— Begin DATA FOR THIS TASK —
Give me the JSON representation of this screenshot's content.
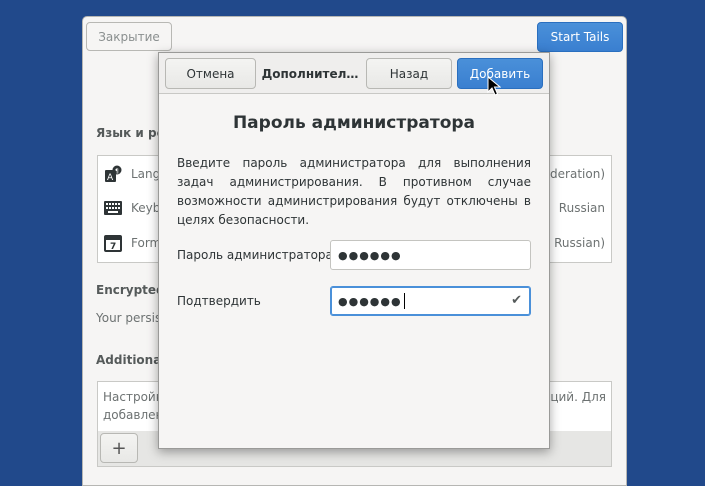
{
  "background_window": {
    "close_label": "Закрытие",
    "start_label": "Start Tails",
    "section_language": "Язык и рег",
    "rows": [
      {
        "left": "Langu",
        "right": "ederation)",
        "icon": "language-icon"
      },
      {
        "left": "Keyb",
        "right": "Russian",
        "icon": "keyboard-icon"
      },
      {
        "left": "Forma",
        "right": "– Russian)",
        "icon": "calendar-icon"
      }
    ],
    "encrypted_label": "Encrypted",
    "persistence_text": "Your persis",
    "additional_label": "Additional",
    "additional_left": "Настройк",
    "additional_left2": "добавлен",
    "additional_right": "ций. Для",
    "plus_label": "+"
  },
  "dialog": {
    "header": {
      "cancel_label": "Отмена",
      "title": "Дополнител…",
      "back_label": "Назад",
      "add_label": "Добавить"
    },
    "title": "Пароль администратора",
    "description": "Введите пароль администратора для выполнения задач администрирования. В противном случае возможности администрирования будут отключены в целях безопасности.",
    "password_label": "Пароль администратора",
    "password_value": "●●●●●●",
    "confirm_label": "Подтвердить",
    "confirm_value": "●●●●●●",
    "confirm_check": "✔"
  },
  "colors": {
    "desktop": "#21498b",
    "accent": "#4a90d9"
  }
}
— End DATA FOR THIS TASK —
■ TASK DESCRIPTION: Pick out the lines that contain "title" and copy them.

■ WRITTEN RESPONSE:
      "title": "Дополнител…",
    "title": "Пароль администратора",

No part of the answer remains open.